** Start Given records **
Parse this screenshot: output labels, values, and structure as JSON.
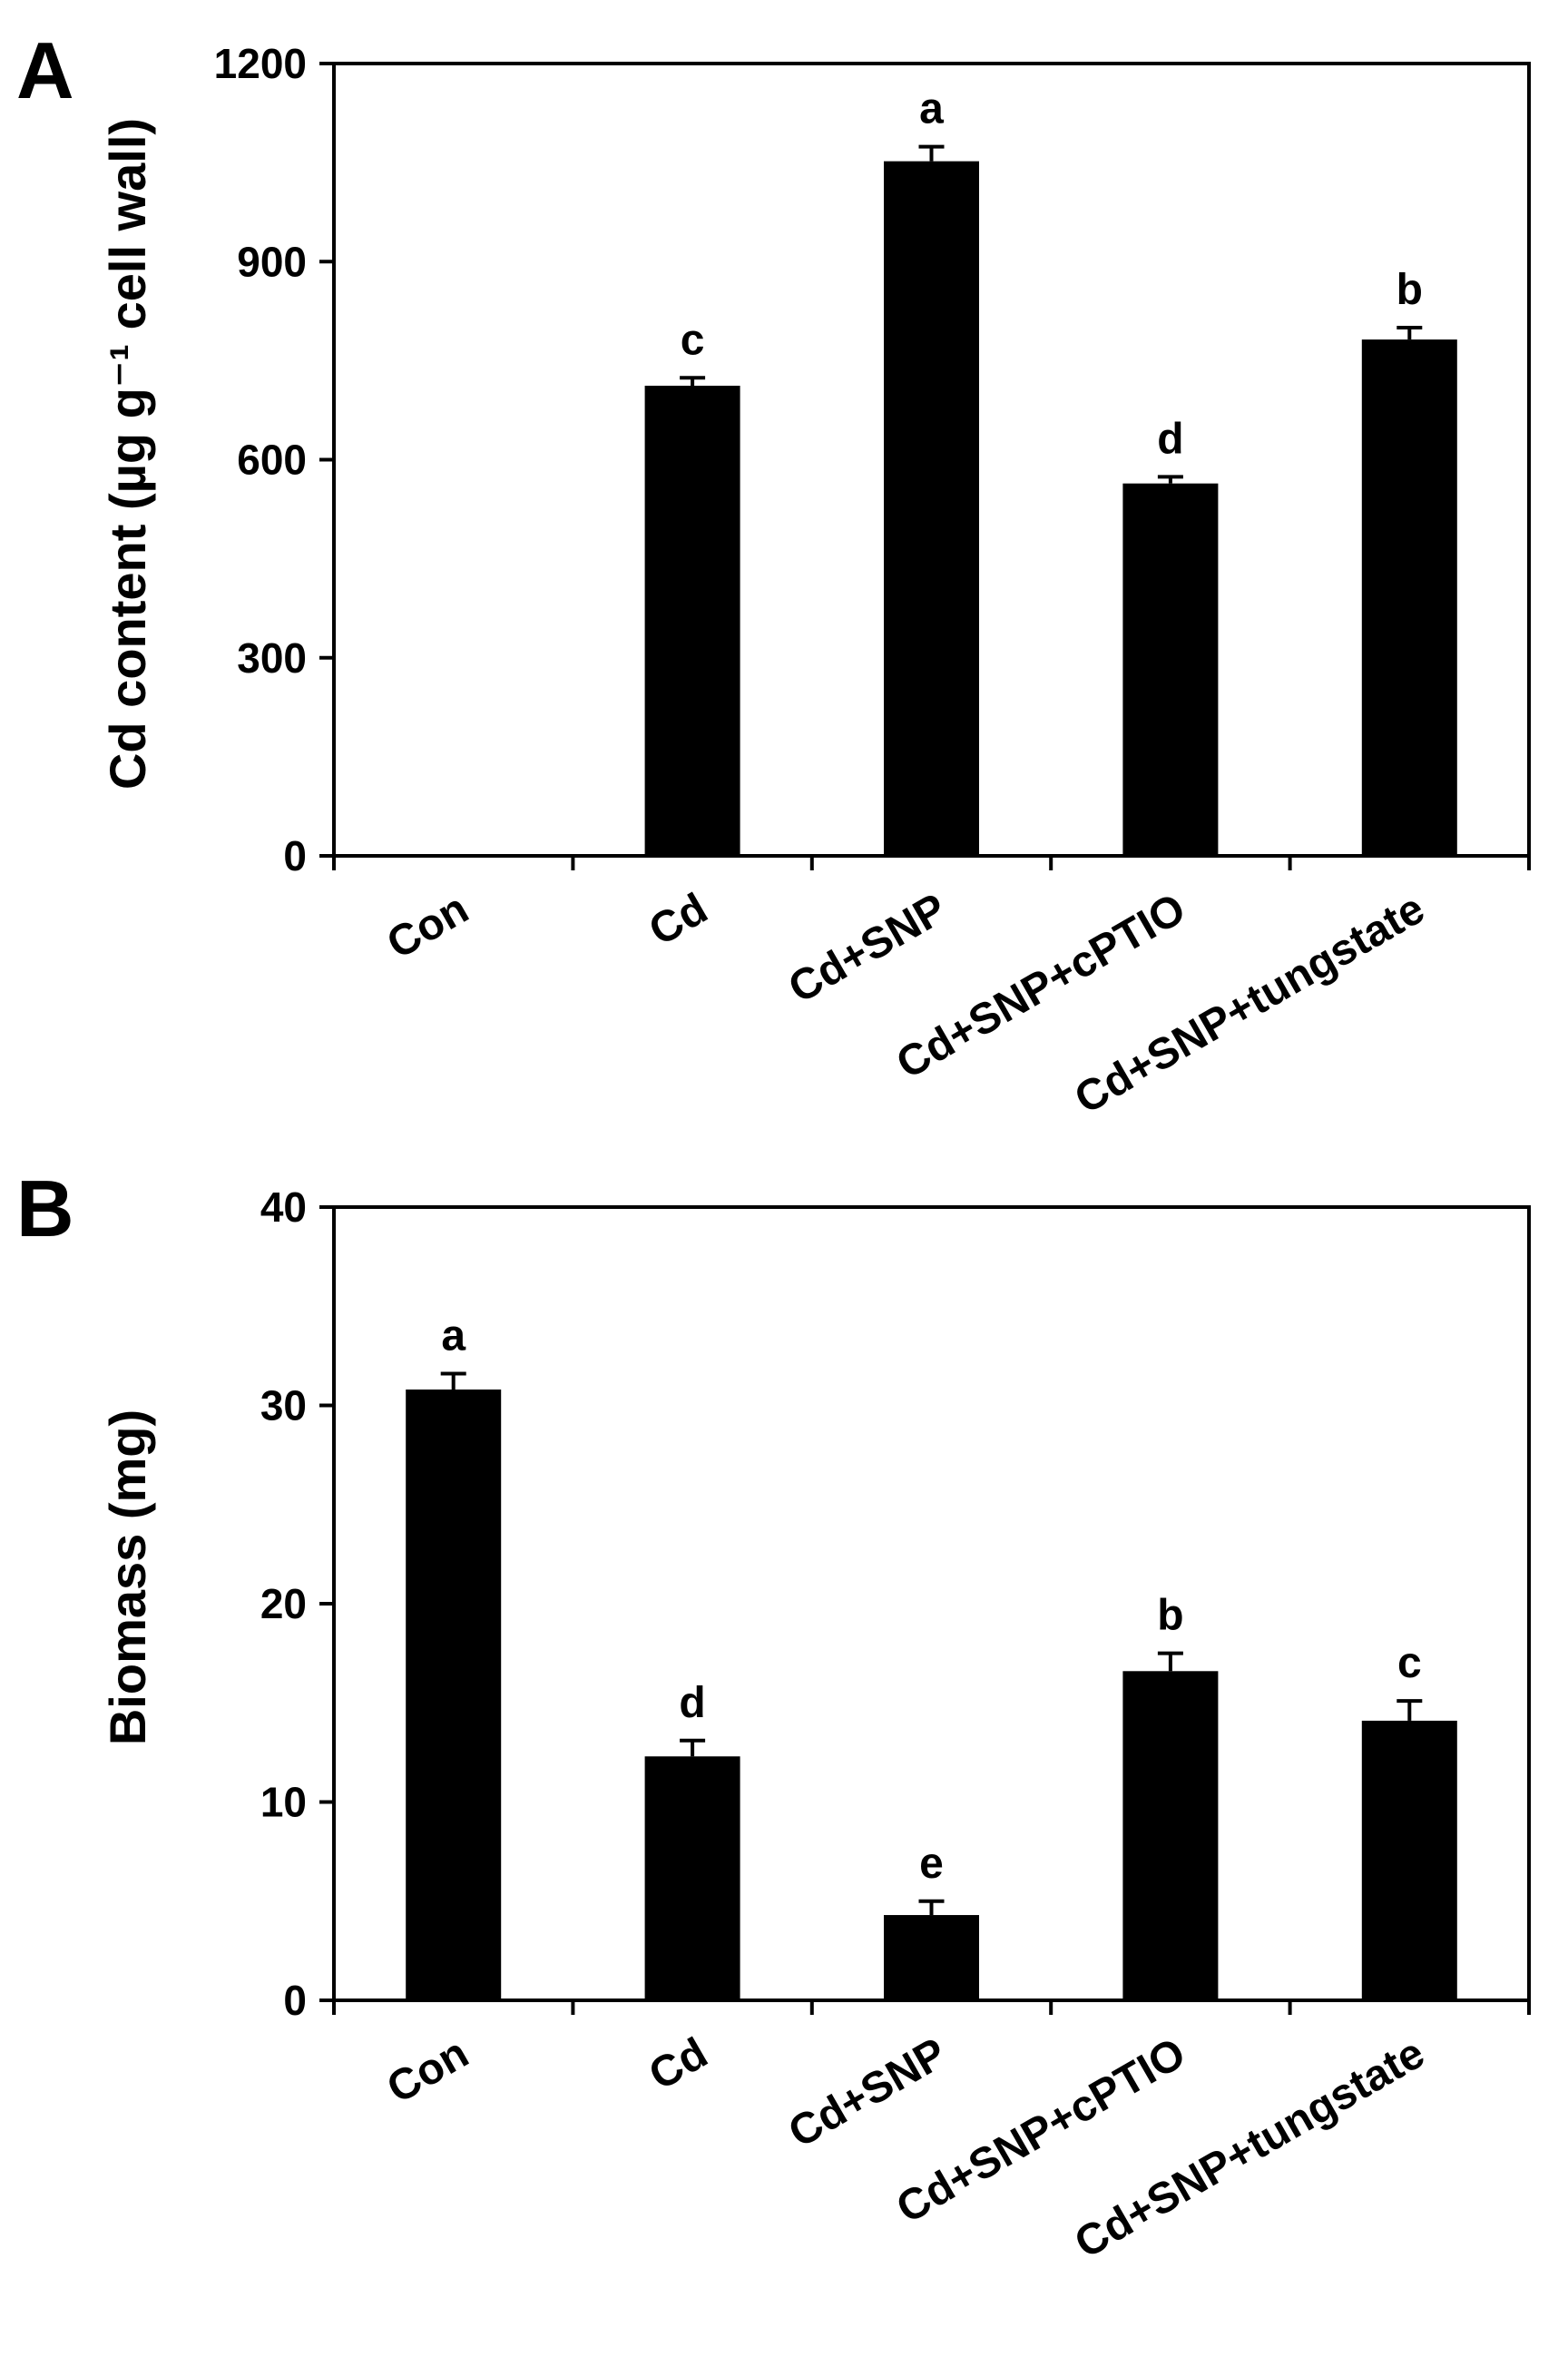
{
  "chart_data": [
    {
      "type": "bar",
      "panel": "A",
      "title": "",
      "xlabel": "",
      "ylabel": "Cd content (µg g⁻¹ cell wall)",
      "ylim": [
        0,
        1200
      ],
      "yticks": [
        0,
        300,
        600,
        900,
        1200
      ],
      "ytick_labels": [
        "0",
        "300",
        "600",
        "900",
        "1200"
      ],
      "categories": [
        "Con",
        "Cd",
        "Cd+SNP",
        "Cd+SNP+cPTIO",
        "Cd+SNP+tungstate"
      ],
      "values": [
        0,
        712,
        1052,
        564,
        782
      ],
      "errors": [
        0,
        12,
        22,
        10,
        18
      ],
      "significance": [
        "",
        "c",
        "a",
        "d",
        "b"
      ],
      "grid": false,
      "bar_color": "#000000"
    },
    {
      "type": "bar",
      "panel": "B",
      "title": "",
      "xlabel": "",
      "ylabel": "Biomass (mg)",
      "ylim": [
        0,
        40
      ],
      "yticks": [
        0,
        10,
        20,
        30,
        40
      ],
      "ytick_labels": [
        "0",
        "10",
        "20",
        "30",
        "40"
      ],
      "categories": [
        "Con",
        "Cd",
        "Cd+SNP",
        "Cd+SNP+cPTIO",
        "Cd+SNP+tungstate"
      ],
      "values": [
        30.8,
        12.3,
        4.3,
        16.6,
        14.1
      ],
      "errors": [
        0.8,
        0.8,
        0.7,
        0.9,
        1.0
      ],
      "significance": [
        "a",
        "d",
        "e",
        "b",
        "c"
      ],
      "grid": false,
      "bar_color": "#000000"
    }
  ]
}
** End Given records **
### The exercise
Without the pictures, copy the material exactly as given.

### Final result
Parse this screenshot: output labels, values, and structure as JSON.
{
  "chart_data": [
    {
      "type": "bar",
      "panel": "A",
      "title": "",
      "xlabel": "",
      "ylabel": "Cd content (µg g⁻¹ cell wall)",
      "ylim": [
        0,
        1200
      ],
      "yticks": [
        0,
        300,
        600,
        900,
        1200
      ],
      "ytick_labels": [
        "0",
        "300",
        "600",
        "900",
        "1200"
      ],
      "categories": [
        "Con",
        "Cd",
        "Cd+SNP",
        "Cd+SNP+cPTIO",
        "Cd+SNP+tungstate"
      ],
      "values": [
        0,
        712,
        1052,
        564,
        782
      ],
      "errors": [
        0,
        12,
        22,
        10,
        18
      ],
      "significance": [
        "",
        "c",
        "a",
        "d",
        "b"
      ],
      "grid": false,
      "bar_color": "#000000"
    },
    {
      "type": "bar",
      "panel": "B",
      "title": "",
      "xlabel": "",
      "ylabel": "Biomass (mg)",
      "ylim": [
        0,
        40
      ],
      "yticks": [
        0,
        10,
        20,
        30,
        40
      ],
      "ytick_labels": [
        "0",
        "10",
        "20",
        "30",
        "40"
      ],
      "categories": [
        "Con",
        "Cd",
        "Cd+SNP",
        "Cd+SNP+cPTIO",
        "Cd+SNP+tungstate"
      ],
      "values": [
        30.8,
        12.3,
        4.3,
        16.6,
        14.1
      ],
      "errors": [
        0.8,
        0.8,
        0.7,
        0.9,
        1.0
      ],
      "significance": [
        "a",
        "d",
        "e",
        "b",
        "c"
      ],
      "grid": false,
      "bar_color": "#000000"
    }
  ]
}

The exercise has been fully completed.